:: Problem to solve ::
Rename "Connected" to "Disconnected" in the entries from the start through the line containing "staticText: Bluetooth <box>111", and give that stretch again with nothing else changed.

:: Given information ::
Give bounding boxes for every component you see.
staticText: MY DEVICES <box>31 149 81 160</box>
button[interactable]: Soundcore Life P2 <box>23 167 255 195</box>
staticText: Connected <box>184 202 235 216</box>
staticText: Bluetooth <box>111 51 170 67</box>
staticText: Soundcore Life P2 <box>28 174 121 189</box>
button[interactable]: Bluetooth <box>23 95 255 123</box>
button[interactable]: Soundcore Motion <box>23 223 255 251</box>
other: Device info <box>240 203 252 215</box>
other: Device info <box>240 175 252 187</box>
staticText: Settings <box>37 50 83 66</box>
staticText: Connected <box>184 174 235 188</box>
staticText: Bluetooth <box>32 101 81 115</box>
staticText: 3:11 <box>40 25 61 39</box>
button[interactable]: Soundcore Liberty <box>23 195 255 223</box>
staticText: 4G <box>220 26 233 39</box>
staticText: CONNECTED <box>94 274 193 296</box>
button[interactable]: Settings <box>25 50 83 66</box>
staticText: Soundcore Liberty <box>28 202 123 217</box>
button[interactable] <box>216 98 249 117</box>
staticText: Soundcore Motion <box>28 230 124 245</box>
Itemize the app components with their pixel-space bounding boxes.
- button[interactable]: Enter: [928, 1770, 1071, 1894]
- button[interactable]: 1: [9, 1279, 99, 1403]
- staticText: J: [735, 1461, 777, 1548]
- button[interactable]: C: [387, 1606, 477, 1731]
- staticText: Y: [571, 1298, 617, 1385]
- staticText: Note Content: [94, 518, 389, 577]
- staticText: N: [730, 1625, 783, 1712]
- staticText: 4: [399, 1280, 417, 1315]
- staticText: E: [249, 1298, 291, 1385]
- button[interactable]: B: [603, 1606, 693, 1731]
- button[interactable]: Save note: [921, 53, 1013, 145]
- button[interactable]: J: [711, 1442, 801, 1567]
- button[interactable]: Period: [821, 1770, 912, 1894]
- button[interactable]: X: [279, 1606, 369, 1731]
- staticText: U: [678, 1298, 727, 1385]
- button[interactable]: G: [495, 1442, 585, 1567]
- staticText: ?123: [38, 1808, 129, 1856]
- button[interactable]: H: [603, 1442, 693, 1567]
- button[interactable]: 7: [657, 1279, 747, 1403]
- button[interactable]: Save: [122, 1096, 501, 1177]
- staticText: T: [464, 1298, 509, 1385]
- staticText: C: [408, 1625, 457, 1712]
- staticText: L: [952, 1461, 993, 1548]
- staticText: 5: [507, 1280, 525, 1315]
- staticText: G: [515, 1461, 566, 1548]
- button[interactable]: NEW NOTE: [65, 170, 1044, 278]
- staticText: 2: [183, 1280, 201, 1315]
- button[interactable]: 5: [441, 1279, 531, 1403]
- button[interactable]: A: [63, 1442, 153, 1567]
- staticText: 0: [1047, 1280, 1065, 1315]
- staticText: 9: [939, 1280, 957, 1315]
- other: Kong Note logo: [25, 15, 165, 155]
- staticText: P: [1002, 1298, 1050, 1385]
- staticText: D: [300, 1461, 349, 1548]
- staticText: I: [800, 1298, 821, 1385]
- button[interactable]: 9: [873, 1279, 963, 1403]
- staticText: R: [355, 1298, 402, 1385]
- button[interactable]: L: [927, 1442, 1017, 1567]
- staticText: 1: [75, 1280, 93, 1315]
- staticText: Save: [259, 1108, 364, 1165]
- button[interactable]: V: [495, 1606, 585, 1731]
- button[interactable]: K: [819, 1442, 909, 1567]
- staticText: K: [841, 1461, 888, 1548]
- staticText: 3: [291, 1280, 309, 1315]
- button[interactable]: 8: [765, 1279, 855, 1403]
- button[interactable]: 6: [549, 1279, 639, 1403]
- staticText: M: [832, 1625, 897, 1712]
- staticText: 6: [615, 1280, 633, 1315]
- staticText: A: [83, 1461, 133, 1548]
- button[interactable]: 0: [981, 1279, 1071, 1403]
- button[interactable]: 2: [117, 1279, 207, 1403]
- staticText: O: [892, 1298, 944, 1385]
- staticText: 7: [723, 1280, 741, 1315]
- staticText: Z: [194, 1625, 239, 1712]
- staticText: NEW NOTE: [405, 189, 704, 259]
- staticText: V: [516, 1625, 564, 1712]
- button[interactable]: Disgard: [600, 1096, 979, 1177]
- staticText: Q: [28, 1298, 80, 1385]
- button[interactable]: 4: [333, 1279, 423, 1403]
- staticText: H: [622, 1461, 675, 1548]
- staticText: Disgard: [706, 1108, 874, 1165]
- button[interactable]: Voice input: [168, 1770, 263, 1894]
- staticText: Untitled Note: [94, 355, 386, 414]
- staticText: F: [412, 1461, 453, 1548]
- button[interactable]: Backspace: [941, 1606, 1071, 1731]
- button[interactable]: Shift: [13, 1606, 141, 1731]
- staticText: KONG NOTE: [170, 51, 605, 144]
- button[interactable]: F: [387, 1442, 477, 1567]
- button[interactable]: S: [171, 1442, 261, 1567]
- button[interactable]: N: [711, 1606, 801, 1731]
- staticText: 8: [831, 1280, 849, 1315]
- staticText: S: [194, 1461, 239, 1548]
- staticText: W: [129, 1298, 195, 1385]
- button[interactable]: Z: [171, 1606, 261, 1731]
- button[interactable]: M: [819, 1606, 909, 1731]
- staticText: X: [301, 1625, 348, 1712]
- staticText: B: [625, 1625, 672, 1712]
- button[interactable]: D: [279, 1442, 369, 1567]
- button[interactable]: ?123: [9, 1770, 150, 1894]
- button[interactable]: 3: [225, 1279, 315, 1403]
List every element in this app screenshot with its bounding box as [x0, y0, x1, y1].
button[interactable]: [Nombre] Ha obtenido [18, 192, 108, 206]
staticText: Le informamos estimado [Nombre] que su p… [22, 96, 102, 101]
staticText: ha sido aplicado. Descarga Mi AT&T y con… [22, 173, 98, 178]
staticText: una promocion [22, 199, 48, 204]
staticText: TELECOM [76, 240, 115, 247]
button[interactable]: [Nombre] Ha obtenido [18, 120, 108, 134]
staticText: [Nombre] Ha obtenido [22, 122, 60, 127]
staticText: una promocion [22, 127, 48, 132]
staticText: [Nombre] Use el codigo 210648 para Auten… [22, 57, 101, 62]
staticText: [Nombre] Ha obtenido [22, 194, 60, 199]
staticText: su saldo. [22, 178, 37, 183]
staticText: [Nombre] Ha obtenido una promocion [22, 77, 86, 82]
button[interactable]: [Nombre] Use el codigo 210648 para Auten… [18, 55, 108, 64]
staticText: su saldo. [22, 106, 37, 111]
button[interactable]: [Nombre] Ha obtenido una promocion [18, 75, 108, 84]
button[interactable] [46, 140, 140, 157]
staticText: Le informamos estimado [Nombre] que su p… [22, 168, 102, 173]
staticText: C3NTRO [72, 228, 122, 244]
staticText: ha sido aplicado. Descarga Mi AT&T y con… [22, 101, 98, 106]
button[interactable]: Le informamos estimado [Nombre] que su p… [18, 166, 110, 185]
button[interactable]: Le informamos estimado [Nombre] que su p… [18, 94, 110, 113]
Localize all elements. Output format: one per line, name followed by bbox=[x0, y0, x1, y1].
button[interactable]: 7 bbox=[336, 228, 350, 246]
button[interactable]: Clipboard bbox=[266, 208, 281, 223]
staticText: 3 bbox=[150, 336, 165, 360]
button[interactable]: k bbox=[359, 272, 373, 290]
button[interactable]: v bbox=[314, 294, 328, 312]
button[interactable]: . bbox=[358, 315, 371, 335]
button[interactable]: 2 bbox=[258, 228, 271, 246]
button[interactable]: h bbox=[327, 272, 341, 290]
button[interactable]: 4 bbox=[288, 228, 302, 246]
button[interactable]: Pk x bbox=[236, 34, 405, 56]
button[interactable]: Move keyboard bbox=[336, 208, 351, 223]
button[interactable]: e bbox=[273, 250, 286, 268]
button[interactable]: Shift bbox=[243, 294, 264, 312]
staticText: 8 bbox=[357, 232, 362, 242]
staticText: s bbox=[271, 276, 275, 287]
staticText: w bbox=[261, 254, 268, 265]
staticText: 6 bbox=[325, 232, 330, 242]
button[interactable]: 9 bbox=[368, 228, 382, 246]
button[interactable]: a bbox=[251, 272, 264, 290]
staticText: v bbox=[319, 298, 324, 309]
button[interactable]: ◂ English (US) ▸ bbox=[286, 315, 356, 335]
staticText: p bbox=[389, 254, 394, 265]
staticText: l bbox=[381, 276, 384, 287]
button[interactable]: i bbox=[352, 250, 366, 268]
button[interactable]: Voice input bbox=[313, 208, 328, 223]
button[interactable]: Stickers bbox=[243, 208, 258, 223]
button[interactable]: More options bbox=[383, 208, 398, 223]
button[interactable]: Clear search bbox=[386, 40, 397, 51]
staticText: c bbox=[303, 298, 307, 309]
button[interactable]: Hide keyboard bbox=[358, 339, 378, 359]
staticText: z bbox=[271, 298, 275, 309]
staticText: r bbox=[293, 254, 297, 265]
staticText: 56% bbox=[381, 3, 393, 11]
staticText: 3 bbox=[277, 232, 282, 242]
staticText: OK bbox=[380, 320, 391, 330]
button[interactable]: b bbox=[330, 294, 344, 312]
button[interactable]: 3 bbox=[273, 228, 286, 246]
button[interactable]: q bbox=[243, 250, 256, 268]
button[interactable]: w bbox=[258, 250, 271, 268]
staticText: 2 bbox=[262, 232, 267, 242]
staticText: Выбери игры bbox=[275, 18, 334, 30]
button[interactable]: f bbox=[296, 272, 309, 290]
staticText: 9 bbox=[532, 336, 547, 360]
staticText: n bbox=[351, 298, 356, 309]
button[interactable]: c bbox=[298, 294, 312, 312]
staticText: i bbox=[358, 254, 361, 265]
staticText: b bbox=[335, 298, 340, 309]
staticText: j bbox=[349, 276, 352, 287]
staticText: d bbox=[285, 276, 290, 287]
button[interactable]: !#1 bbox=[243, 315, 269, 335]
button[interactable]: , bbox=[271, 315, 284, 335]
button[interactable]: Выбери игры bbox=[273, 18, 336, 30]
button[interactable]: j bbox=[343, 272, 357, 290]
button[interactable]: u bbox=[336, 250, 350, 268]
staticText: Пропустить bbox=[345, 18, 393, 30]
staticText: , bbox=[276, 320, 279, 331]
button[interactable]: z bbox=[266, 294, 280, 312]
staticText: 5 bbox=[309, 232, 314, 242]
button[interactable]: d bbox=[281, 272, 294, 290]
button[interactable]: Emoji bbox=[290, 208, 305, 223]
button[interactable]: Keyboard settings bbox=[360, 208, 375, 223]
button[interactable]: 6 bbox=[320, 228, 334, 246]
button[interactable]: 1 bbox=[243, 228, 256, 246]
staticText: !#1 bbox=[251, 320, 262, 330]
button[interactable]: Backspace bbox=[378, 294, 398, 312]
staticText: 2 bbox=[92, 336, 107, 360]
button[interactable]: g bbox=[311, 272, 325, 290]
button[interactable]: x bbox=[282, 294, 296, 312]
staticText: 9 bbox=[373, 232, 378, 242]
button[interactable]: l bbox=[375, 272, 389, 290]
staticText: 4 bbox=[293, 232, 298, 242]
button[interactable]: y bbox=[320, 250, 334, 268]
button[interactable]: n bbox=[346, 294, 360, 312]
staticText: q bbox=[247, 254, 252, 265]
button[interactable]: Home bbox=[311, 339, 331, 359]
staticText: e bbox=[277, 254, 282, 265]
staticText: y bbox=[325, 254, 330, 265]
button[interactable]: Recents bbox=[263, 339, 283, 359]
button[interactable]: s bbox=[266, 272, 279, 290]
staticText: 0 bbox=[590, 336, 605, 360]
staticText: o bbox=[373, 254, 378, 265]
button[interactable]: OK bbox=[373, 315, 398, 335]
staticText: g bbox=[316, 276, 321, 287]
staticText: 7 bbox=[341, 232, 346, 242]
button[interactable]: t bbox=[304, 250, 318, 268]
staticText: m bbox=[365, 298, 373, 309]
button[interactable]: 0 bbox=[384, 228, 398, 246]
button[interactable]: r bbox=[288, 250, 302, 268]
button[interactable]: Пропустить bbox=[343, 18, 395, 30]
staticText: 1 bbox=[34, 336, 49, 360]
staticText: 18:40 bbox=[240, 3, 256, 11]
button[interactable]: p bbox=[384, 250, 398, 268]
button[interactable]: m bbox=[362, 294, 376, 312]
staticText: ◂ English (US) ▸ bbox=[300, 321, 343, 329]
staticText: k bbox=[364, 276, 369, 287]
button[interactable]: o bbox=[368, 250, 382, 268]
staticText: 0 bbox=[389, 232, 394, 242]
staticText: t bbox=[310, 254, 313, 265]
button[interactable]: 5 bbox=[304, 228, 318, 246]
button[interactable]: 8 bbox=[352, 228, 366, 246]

:: Response ::
Give bounding boxes for every component you see.
staticText: MY DEVICES <box>31 149 81 160</box>
button[interactable]: Soundcore Life P2 <box>23 167 255 195</box>
staticText: Disconnected <box>184 202 235 216</box>
staticText: Bluetooth <box>111 51 170 67</box>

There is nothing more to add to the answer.